EXCERPTED RECORDS |
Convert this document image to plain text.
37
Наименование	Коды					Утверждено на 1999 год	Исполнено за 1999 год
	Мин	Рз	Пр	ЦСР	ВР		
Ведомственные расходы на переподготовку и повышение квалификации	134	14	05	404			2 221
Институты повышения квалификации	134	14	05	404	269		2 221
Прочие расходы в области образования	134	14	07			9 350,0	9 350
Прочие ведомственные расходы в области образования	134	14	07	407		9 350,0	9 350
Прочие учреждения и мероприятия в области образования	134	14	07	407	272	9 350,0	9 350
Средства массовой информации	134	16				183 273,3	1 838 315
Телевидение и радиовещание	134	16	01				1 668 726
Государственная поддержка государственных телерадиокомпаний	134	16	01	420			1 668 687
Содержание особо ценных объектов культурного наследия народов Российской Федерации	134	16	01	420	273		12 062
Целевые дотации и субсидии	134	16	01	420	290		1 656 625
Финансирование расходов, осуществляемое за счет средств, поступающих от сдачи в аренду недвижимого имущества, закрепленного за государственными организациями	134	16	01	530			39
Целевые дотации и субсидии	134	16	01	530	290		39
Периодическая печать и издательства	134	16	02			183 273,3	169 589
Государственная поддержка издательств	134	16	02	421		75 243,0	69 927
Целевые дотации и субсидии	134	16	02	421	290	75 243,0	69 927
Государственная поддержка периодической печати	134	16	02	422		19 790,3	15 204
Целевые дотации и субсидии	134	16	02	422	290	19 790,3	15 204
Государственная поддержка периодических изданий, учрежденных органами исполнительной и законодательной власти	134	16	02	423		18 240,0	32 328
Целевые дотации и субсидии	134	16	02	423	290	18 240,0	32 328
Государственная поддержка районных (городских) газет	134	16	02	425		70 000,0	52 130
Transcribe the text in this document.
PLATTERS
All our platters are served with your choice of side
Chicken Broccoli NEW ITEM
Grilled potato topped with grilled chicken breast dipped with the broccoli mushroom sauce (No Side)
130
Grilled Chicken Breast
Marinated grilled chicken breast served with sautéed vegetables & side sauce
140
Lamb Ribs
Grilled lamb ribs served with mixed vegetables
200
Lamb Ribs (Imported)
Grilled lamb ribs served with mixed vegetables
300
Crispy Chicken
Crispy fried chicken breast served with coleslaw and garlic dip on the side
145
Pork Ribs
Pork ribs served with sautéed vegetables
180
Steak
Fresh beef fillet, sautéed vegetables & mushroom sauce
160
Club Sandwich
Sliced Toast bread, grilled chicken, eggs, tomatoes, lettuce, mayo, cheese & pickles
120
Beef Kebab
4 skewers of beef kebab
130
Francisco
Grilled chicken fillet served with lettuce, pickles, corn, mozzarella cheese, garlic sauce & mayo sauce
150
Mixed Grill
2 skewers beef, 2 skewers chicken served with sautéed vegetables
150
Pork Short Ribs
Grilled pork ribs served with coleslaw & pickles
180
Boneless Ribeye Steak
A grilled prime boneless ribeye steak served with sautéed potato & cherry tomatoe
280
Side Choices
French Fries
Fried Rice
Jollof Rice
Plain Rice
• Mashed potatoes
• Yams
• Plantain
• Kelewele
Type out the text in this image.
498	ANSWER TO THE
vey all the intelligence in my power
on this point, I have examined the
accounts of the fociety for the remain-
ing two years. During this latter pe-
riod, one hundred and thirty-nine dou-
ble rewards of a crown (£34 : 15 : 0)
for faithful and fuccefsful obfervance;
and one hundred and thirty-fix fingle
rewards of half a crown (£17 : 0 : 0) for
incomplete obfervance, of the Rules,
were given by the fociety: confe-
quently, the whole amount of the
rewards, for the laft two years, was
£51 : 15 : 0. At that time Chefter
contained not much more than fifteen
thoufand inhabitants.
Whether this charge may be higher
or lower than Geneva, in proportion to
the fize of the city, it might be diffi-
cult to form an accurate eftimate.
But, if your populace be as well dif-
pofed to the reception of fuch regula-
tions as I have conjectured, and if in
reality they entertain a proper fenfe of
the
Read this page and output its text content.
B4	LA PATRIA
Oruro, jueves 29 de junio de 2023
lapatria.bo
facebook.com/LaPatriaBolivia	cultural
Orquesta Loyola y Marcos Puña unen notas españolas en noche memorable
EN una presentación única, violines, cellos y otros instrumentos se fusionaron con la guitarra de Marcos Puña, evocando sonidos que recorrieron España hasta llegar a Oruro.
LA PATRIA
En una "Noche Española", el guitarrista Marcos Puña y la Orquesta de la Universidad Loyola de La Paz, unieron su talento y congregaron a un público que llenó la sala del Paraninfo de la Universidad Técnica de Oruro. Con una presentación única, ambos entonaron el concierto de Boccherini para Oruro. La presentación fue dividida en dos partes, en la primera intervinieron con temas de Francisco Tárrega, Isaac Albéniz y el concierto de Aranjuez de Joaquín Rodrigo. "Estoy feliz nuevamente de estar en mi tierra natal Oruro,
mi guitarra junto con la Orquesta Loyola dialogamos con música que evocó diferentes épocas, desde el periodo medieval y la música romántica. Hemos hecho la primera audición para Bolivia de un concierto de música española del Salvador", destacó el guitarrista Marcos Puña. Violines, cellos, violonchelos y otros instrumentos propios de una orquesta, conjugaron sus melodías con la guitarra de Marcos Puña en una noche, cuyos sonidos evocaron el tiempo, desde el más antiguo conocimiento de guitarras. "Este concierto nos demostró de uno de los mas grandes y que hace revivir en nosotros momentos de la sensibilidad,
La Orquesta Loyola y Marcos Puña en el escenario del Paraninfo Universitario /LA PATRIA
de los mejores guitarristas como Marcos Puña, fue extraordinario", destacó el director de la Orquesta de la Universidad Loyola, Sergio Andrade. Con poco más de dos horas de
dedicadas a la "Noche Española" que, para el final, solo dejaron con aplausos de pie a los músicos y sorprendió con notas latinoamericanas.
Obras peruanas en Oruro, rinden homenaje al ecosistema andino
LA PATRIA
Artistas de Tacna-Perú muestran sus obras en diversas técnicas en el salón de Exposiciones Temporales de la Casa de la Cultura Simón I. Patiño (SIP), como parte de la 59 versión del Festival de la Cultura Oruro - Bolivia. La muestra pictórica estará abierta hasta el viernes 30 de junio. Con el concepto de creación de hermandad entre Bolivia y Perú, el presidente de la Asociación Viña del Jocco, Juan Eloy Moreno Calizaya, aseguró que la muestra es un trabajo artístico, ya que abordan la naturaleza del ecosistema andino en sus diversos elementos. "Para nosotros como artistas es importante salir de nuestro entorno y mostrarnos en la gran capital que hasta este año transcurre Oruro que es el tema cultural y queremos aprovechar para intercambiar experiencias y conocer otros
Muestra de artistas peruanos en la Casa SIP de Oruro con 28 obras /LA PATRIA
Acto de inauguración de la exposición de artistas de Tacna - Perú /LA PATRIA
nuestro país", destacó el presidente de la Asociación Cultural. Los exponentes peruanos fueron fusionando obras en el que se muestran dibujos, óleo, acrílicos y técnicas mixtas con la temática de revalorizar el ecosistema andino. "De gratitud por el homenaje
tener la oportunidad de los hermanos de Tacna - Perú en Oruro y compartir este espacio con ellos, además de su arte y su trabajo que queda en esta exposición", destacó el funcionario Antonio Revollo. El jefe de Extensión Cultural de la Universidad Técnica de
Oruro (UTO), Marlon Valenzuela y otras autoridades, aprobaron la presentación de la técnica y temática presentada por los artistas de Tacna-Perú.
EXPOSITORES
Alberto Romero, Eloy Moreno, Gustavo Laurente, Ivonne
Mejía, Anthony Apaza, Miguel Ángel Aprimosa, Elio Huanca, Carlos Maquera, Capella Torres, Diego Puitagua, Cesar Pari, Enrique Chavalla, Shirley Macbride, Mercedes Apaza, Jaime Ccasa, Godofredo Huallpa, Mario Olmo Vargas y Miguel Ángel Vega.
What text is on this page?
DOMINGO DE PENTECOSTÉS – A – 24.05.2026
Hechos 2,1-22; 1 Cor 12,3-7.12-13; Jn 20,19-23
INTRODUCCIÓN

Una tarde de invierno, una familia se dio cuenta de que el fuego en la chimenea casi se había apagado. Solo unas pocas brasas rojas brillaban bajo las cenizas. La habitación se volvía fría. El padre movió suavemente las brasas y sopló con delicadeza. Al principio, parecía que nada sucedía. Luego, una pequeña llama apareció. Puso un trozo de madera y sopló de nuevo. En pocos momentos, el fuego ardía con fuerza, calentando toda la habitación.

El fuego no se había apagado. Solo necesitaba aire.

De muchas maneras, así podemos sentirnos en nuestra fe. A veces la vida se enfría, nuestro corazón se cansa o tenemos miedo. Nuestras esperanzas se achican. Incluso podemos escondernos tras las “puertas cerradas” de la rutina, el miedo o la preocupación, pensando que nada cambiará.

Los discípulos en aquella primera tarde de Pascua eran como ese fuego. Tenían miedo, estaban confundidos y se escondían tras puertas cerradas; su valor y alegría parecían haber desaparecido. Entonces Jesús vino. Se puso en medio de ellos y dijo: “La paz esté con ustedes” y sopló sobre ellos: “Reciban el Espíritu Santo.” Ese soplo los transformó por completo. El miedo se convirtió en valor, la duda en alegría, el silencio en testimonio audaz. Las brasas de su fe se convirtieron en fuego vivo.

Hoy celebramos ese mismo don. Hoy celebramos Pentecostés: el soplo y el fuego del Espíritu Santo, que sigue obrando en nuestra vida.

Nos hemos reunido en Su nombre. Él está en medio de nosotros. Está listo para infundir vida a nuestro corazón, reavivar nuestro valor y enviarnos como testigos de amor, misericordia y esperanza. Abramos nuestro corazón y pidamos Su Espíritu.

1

WORK REQUIRED | Count the lines that hold the string "расходы", and reply with that number alone.

TASK ANSWER | 3